___ Data shown ___
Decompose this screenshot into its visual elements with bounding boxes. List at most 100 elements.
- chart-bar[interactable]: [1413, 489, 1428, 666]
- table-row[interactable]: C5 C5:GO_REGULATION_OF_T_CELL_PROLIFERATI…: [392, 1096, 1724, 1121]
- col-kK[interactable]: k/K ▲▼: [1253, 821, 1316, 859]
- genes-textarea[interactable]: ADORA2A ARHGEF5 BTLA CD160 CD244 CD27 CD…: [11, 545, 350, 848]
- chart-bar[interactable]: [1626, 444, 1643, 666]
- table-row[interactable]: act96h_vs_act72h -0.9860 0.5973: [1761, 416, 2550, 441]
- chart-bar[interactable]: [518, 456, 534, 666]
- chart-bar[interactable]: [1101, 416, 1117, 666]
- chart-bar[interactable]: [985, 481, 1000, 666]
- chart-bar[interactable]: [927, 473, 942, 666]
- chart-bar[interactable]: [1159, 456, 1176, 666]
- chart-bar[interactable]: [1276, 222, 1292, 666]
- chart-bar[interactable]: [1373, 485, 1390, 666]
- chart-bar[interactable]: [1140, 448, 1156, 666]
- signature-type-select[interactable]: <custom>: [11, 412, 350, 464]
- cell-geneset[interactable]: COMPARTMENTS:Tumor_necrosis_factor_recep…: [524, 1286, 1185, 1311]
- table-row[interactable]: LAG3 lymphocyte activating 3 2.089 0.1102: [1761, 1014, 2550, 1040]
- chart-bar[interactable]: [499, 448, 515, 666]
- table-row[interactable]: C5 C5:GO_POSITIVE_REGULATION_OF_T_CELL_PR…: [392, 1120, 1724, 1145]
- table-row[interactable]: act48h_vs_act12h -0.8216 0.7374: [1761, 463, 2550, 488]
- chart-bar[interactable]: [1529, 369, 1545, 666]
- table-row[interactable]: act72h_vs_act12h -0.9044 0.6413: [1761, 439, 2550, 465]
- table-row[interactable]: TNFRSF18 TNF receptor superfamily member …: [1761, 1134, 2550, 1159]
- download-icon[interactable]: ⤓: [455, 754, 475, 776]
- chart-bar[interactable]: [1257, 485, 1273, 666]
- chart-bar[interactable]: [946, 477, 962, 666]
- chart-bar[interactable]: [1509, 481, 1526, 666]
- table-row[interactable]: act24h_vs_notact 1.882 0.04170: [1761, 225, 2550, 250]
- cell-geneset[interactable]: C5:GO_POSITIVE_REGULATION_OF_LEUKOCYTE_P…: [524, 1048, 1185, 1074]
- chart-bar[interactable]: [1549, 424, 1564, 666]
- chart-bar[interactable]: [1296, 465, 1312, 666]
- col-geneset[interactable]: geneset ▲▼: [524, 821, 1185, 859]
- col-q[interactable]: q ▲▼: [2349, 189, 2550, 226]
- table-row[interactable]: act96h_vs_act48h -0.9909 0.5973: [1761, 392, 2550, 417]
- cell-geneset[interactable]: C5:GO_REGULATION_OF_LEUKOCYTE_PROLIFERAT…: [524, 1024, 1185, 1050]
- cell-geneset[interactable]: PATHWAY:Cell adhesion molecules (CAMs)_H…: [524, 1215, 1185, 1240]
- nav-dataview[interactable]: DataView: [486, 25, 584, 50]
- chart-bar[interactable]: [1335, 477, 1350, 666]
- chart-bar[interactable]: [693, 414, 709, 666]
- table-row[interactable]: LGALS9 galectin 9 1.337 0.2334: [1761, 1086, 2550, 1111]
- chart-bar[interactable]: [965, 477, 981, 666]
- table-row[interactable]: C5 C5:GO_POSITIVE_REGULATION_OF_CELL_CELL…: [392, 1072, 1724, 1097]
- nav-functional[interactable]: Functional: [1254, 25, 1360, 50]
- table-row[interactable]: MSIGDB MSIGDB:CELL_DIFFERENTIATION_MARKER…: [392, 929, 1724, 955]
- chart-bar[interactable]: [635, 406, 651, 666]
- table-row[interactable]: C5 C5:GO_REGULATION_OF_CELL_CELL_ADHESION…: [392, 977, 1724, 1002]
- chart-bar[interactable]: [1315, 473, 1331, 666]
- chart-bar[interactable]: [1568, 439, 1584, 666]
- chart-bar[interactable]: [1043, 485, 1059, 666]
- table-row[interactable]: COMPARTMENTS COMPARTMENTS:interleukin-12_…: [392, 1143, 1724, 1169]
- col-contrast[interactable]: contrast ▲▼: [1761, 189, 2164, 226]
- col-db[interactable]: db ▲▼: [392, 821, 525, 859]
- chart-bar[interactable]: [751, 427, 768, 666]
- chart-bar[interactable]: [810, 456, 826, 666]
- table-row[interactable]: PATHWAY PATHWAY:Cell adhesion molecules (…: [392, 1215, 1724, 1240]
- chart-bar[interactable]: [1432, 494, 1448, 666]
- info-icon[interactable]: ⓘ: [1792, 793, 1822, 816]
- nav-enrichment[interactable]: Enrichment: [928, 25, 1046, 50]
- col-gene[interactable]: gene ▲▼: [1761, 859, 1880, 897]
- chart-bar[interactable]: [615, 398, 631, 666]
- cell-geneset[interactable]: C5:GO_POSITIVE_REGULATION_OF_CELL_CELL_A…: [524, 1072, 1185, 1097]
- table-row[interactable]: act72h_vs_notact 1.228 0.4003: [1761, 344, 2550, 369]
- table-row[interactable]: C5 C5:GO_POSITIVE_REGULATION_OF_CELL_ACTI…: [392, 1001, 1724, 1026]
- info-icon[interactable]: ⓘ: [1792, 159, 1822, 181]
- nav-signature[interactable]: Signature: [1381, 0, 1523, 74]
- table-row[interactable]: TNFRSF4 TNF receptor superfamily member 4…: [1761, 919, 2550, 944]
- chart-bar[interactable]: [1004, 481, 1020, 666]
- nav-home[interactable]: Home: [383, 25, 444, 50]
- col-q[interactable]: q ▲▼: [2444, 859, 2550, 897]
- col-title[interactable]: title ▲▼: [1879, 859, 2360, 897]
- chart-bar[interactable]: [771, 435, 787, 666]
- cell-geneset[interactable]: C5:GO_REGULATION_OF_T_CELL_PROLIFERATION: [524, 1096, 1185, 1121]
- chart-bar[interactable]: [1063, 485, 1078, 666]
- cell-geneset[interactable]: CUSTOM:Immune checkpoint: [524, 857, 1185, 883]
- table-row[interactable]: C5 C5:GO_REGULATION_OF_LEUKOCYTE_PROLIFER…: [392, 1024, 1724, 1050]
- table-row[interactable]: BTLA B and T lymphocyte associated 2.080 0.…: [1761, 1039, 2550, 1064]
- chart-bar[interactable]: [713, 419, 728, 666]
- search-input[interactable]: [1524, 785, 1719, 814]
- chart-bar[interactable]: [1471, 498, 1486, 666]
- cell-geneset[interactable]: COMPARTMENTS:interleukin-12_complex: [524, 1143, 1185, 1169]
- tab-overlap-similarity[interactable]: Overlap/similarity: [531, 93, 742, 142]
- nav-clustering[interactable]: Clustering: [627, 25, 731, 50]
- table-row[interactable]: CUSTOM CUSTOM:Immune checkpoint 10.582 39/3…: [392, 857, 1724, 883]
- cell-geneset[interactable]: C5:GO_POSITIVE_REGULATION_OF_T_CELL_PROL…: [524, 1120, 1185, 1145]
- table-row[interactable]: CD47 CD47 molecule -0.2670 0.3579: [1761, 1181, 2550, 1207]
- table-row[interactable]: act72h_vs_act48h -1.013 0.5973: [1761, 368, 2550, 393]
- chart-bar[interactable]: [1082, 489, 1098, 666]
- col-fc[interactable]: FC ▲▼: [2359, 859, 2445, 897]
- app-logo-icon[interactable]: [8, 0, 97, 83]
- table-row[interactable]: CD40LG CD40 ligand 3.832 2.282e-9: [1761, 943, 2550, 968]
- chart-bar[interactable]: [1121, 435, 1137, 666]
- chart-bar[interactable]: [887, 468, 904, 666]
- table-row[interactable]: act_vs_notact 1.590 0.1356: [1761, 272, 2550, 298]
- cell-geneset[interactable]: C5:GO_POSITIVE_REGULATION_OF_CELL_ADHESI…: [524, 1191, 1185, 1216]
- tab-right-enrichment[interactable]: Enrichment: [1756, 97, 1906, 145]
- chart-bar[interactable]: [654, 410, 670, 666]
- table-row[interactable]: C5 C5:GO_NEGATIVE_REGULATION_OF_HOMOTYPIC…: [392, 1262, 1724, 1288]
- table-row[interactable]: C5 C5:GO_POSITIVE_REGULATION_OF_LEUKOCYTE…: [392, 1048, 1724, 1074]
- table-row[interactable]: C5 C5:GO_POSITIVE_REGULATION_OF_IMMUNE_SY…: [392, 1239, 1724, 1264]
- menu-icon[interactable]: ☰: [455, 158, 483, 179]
___
Your goal> Search the entries above for lines holding the string "PATHWAY", then report only how many there are.

Answer> 2